*Given exercise*
Search the listing below for the string "price" and show each line that contains it.

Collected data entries
= = = =
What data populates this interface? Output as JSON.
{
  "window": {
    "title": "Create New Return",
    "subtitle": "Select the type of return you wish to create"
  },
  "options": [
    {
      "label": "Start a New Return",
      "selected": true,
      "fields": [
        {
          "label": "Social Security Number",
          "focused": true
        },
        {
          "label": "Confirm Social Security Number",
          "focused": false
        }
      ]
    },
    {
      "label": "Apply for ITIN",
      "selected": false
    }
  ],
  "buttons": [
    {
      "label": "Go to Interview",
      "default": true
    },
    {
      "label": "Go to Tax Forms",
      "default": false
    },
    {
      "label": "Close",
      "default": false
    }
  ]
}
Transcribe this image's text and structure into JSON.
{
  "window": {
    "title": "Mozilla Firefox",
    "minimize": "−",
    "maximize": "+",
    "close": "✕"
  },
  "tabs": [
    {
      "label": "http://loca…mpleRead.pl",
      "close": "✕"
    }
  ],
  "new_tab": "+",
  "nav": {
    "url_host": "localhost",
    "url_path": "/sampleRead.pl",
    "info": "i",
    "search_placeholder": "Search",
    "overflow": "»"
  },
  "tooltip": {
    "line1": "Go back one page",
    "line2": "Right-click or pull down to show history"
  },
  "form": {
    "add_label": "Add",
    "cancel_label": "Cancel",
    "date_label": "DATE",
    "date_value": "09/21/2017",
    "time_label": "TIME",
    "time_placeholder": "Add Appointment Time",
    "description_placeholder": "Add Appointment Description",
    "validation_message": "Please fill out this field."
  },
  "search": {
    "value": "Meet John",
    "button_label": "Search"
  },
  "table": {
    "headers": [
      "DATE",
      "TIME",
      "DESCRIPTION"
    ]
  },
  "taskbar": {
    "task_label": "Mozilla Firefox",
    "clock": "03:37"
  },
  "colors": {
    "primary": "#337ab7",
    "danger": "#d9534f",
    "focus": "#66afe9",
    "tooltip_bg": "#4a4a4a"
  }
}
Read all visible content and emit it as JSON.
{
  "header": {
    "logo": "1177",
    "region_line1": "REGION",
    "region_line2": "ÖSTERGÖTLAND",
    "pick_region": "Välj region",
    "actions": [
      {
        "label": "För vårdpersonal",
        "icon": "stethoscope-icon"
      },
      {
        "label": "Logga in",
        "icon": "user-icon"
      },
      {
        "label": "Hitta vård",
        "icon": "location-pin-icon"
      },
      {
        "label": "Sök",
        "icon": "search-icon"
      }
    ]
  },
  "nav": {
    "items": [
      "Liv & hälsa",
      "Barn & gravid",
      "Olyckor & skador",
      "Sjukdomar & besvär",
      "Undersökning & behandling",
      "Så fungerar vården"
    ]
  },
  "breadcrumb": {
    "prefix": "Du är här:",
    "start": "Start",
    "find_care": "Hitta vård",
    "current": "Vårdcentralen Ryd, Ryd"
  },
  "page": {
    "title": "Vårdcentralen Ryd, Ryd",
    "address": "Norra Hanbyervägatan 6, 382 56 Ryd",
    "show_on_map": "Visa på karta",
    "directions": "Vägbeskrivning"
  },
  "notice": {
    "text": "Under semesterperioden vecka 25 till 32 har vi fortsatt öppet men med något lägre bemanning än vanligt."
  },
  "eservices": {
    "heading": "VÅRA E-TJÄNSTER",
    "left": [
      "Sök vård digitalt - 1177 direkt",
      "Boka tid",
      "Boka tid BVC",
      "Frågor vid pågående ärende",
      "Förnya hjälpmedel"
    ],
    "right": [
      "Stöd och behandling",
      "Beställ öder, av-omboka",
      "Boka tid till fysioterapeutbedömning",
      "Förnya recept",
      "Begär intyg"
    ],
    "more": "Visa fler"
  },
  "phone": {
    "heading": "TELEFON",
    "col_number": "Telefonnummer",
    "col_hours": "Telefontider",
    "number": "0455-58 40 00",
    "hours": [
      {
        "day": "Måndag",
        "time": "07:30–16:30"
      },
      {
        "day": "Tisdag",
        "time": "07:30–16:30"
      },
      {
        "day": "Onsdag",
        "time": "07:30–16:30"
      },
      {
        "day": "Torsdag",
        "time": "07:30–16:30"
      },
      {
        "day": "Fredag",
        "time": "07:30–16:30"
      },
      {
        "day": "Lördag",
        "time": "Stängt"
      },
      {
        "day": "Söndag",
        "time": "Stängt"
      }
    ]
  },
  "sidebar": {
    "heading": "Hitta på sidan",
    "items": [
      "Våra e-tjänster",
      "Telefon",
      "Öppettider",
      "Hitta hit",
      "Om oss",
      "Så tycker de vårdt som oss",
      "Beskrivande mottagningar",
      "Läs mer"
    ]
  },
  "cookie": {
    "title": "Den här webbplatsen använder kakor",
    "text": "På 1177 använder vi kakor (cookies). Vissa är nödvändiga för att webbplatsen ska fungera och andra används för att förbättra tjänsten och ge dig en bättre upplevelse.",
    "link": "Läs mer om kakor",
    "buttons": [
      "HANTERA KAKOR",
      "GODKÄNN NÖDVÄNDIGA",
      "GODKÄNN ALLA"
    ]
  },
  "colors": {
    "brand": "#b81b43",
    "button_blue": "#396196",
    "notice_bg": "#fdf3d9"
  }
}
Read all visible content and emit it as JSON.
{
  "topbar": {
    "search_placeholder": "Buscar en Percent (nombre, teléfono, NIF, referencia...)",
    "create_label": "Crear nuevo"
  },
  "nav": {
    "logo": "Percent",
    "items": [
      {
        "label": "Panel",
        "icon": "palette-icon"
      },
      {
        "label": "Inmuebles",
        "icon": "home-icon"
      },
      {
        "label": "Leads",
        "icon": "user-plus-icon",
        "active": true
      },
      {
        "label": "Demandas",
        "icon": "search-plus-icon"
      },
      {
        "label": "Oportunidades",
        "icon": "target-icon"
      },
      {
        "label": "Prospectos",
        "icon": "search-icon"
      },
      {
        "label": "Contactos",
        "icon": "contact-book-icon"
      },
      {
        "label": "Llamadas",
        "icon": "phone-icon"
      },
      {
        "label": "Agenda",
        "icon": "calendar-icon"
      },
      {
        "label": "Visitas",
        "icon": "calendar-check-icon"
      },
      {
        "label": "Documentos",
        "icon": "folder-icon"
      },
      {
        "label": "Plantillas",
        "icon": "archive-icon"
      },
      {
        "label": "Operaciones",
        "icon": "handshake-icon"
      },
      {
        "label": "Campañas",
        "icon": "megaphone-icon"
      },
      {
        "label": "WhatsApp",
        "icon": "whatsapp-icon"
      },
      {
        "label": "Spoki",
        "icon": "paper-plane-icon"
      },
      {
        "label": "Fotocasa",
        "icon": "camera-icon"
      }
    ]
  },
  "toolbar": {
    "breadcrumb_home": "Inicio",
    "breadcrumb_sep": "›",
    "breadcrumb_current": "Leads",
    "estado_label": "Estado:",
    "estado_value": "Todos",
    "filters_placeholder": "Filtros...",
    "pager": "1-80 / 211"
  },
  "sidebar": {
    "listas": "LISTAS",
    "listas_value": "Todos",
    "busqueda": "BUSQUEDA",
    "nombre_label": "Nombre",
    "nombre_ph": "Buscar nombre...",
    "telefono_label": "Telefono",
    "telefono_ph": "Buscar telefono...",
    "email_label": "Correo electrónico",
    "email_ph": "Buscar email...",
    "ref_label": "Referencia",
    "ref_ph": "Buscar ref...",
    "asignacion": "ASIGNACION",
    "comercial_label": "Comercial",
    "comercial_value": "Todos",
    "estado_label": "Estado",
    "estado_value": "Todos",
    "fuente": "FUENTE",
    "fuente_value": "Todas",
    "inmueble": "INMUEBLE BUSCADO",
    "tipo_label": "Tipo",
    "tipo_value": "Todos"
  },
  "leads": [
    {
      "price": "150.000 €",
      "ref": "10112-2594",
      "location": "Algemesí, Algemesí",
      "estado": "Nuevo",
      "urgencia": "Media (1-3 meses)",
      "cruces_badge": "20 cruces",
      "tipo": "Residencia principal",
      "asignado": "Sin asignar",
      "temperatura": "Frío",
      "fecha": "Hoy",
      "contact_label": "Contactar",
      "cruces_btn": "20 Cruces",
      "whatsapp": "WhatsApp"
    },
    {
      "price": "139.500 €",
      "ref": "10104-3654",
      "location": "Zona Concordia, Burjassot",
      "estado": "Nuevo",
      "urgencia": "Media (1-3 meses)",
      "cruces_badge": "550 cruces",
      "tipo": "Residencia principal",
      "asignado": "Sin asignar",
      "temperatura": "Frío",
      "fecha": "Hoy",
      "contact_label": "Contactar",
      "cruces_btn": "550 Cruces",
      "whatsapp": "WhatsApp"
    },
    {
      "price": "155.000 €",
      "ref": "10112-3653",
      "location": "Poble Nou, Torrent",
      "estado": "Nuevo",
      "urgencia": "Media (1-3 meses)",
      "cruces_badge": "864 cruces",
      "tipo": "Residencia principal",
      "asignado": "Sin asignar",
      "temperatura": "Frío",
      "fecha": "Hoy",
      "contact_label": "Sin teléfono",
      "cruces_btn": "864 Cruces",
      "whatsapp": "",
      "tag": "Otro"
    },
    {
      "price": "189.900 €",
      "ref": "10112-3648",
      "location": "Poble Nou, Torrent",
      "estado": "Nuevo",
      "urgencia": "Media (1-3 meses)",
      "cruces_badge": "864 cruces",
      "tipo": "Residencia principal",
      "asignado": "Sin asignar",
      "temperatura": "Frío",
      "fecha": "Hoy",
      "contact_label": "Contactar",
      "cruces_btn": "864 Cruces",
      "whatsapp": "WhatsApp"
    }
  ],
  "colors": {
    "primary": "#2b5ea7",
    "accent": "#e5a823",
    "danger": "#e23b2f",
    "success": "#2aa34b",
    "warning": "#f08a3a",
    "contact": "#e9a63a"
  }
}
= = = =
*Result of this task*
      "price": "150.000 €",
      "price": "139.500 €",
      "price": "155.000 €",
      "price": "189.900 €",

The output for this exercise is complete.